--- START OF Listed entries ---

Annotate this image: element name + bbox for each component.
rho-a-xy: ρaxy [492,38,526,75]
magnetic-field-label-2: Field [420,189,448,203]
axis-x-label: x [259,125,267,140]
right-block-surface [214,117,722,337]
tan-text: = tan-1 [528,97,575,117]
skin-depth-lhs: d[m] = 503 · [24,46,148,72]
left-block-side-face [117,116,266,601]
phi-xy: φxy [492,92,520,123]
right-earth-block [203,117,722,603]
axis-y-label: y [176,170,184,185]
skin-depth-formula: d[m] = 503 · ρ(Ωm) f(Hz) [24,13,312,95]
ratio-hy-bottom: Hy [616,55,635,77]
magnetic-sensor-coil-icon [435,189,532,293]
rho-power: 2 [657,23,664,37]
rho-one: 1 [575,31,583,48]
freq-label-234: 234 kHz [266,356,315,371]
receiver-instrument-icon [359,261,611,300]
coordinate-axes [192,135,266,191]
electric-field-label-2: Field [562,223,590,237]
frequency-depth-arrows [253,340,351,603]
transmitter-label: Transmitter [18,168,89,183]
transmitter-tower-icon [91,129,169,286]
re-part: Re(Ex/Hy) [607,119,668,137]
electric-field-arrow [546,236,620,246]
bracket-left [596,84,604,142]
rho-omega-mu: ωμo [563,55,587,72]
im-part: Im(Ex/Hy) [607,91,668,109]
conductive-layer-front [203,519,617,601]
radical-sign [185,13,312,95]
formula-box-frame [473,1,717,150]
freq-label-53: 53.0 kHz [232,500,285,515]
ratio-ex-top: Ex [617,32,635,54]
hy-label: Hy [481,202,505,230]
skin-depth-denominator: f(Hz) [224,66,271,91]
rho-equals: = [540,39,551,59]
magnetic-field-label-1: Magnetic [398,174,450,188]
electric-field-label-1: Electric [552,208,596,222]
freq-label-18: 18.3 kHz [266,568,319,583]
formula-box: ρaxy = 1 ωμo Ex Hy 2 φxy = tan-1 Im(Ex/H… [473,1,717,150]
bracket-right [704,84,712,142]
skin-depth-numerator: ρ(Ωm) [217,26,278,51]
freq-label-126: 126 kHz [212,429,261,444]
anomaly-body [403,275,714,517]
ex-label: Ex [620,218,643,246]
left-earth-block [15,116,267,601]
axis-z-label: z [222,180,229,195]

--- END OF Listed entries ---

** Prompt **
Reproduce every one of the lines above verbatim, without changing a single character.

** Exercise answer **
Annotate this image: element name + bbox for each component.
rho-a-xy: ρaxy [492,38,526,75]
magnetic-field-label-2: Field [420,189,448,203]
axis-x-label: x [259,125,267,140]
right-block-surface [214,117,722,337]
tan-text: = tan-1 [528,97,575,117]
skin-depth-lhs: d[m] = 503 · [24,46,148,72]
left-block-side-face [117,116,266,601]
phi-xy: φxy [492,92,520,123]
right-earth-block [203,117,722,603]
axis-y-label: y [176,170,184,185]
skin-depth-formula: d[m] = 503 · ρ(Ωm) f(Hz) [24,13,312,95]
ratio-hy-bottom: Hy [616,55,635,77]
magnetic-sensor-coil-icon [435,189,532,293]
rho-power: 2 [657,23,664,37]
rho-one: 1 [575,31,583,48]
freq-label-234: 234 kHz [266,356,315,371]
receiver-instrument-icon [359,261,611,300]
coordinate-axes [192,135,266,191]
electric-field-label-2: Field [562,223,590,237]
frequency-depth-arrows [253,340,351,603]
transmitter-label: Transmitter [18,168,89,183]
transmitter-tower-icon [91,129,169,286]
re-part: Re(Ex/Hy) [607,119,668,137]
electric-field-arrow [546,236,620,246]
bracket-left [596,84,604,142]
rho-omega-mu: ωμo [563,55,587,72]
im-part: Im(Ex/Hy) [607,91,668,109]
conductive-layer-front [203,519,617,601]
radical-sign [185,13,312,95]
formula-box-frame [473,1,717,150]
freq-label-53: 53.0 kHz [232,500,285,515]
ratio-ex-top: Ex [617,32,635,54]
hy-label: Hy [481,202,505,230]
skin-depth-denominator: f(Hz) [224,66,271,91]
rho-equals: = [540,39,551,59]
magnetic-field-label-1: Magnetic [398,174,450,188]
electric-field-label-1: Electric [552,208,596,222]
freq-label-18: 18.3 kHz [266,568,319,583]
formula-box: ρaxy = 1 ωμo Ex Hy 2 φxy = tan-1 Im(Ex/H… [473,1,717,150]
bracket-right [704,84,712,142]
skin-depth-numerator: ρ(Ωm) [217,26,278,51]
freq-label-126: 126 kHz [212,429,261,444]
anomaly-body [403,275,714,517]
ex-label: Ex [620,218,643,246]
left-earth-block [15,116,267,601]
axis-z-label: z [222,180,229,195]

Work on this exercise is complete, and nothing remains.